++++ Data to process ++++

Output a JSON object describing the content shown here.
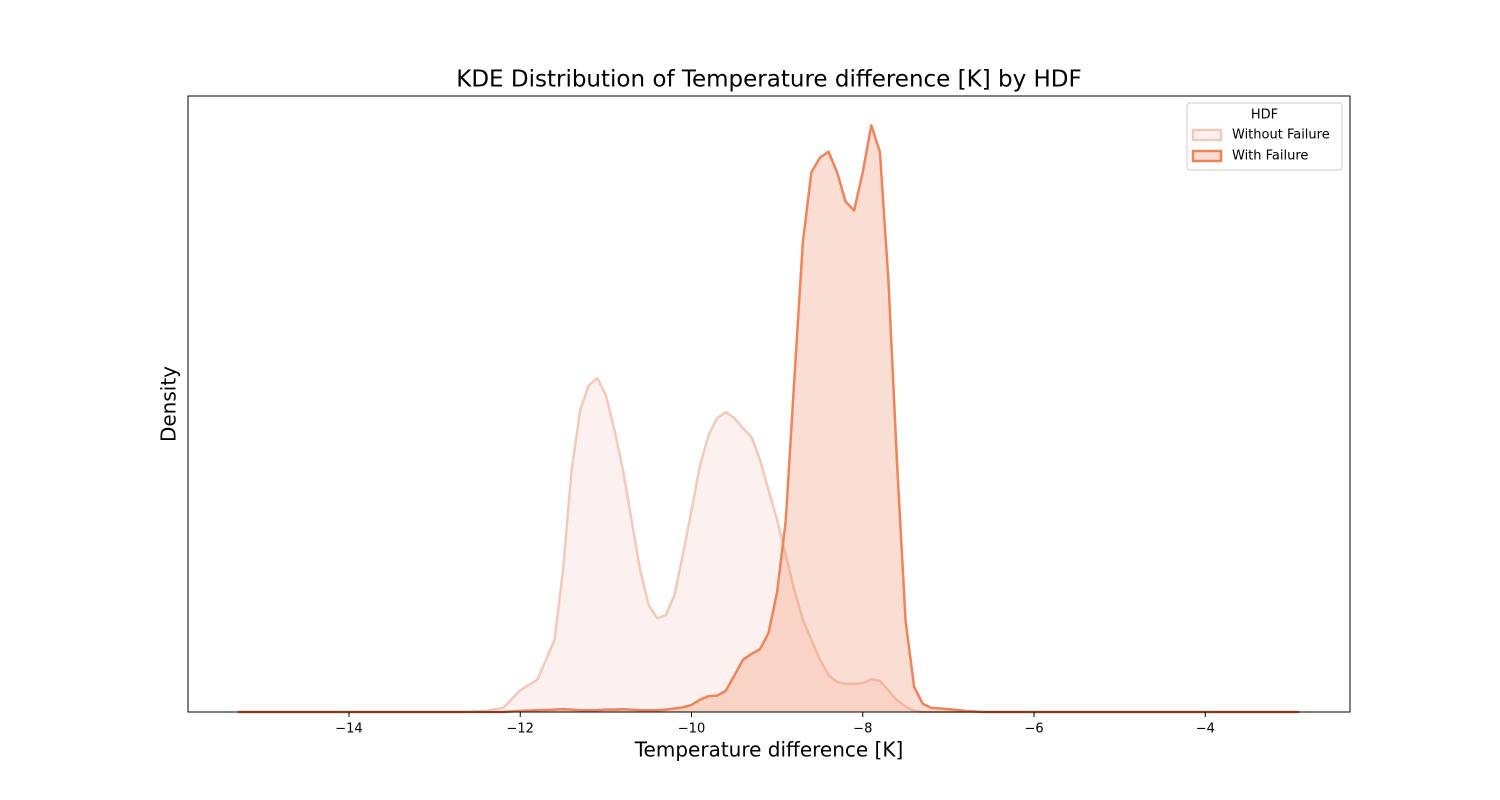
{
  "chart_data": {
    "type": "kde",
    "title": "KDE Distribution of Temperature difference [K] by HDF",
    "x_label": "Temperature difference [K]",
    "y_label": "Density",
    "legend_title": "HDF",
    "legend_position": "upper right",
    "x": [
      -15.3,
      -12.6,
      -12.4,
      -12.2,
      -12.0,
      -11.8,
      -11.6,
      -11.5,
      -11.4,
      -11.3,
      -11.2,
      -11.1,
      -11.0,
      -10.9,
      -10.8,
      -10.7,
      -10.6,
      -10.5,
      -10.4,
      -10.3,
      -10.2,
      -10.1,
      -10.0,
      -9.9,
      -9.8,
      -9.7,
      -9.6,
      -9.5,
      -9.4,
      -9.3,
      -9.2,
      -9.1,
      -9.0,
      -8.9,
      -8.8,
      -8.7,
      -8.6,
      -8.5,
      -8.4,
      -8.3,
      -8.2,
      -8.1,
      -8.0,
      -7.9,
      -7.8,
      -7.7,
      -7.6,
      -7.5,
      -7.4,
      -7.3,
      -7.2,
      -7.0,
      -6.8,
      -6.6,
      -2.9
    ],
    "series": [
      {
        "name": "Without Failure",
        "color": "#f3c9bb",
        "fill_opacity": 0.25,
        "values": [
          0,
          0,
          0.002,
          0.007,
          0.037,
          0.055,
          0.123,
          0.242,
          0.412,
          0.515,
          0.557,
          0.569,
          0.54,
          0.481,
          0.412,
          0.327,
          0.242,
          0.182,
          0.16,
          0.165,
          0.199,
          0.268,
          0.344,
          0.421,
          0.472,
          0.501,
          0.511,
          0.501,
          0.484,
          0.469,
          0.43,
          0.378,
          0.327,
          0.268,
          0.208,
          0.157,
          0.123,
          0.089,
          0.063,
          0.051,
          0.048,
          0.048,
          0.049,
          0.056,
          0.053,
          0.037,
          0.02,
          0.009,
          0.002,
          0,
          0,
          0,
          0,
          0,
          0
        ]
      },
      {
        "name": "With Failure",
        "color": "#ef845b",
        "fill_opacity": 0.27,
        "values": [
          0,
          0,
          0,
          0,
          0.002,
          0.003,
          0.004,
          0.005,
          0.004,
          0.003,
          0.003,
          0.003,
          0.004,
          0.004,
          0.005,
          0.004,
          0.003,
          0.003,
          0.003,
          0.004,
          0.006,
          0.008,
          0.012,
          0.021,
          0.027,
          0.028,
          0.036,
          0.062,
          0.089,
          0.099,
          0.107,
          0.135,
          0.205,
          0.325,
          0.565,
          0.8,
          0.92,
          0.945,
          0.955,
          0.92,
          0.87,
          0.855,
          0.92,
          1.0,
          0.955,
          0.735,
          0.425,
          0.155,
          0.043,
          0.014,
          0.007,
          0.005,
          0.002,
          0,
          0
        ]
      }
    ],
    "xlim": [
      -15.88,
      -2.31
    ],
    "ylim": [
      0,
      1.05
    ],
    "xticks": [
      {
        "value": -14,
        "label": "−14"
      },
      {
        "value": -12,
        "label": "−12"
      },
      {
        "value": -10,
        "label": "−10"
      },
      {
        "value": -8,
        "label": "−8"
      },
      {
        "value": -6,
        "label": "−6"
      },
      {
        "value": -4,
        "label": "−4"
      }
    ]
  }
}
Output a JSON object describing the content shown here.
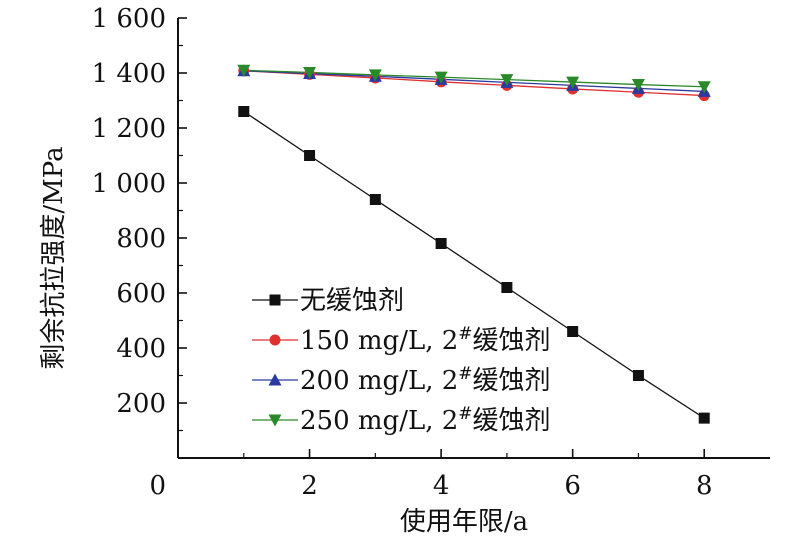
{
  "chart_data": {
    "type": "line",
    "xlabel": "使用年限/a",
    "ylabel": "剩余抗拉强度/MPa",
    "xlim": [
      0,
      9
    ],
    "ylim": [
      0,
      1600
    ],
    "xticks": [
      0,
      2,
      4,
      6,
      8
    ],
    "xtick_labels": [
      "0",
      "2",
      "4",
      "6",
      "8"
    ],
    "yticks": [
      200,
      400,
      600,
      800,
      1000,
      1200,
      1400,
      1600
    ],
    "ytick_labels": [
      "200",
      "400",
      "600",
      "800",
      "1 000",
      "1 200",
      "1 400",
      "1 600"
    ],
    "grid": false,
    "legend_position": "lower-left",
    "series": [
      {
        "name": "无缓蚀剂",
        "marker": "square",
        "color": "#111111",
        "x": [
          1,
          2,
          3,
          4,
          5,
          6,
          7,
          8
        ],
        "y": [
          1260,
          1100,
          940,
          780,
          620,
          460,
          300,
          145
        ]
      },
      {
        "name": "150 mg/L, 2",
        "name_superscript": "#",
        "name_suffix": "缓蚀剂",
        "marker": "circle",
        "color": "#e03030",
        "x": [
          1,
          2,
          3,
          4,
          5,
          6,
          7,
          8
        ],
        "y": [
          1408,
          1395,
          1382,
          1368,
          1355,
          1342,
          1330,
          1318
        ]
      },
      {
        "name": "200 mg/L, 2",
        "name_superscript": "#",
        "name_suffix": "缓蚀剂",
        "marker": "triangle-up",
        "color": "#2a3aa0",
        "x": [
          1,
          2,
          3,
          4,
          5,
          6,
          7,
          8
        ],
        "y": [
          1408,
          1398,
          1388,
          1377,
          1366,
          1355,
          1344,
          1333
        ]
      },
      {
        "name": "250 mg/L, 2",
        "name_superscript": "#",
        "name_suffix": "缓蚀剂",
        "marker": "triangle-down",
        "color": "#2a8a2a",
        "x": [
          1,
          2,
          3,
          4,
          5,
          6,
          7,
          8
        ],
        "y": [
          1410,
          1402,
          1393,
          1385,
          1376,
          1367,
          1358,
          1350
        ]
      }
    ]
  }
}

++++

Copy all lines in the listing above where the string "marker" appears.

        "marker": "square",
        "marker": "circle",
        "marker": "triangle-up",
        "marker": "triangle-down",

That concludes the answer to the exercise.